» Records shown
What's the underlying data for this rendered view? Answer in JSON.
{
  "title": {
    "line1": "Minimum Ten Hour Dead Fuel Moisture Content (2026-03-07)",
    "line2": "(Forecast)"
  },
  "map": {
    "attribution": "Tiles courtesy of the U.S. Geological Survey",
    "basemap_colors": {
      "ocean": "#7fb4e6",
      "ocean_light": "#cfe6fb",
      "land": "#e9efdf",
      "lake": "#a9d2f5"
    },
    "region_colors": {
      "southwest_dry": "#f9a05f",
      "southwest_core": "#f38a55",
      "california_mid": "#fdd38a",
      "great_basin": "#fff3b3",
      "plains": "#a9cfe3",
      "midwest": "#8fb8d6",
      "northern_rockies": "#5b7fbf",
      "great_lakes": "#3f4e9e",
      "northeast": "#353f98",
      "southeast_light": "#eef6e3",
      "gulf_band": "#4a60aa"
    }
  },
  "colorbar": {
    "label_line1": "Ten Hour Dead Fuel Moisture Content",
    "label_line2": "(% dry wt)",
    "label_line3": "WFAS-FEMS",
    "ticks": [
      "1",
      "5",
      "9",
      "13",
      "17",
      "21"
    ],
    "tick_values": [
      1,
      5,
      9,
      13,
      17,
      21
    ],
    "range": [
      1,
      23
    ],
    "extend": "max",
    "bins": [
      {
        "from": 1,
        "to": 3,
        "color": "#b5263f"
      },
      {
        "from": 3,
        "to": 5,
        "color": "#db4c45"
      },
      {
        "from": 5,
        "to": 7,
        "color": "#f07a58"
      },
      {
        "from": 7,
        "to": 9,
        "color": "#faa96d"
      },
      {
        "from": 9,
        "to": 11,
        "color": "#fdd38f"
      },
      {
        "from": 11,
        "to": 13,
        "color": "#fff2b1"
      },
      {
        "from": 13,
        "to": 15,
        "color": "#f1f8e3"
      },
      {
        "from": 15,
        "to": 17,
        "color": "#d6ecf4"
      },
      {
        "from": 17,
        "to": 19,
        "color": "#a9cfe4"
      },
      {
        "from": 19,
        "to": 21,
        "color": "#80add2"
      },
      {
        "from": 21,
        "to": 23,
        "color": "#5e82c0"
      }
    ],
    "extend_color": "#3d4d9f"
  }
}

» Short problem
Where a line of the data holds "from", show that line.

» Complete answer
        "from": 1,
        "from": 3,
        "from": 5,
        "from": 7,
        "from": 9,
        "from": 11,
        "from": 13,
        "from": 15,
        "from": 17,
        "from": 19,
        "from": 21,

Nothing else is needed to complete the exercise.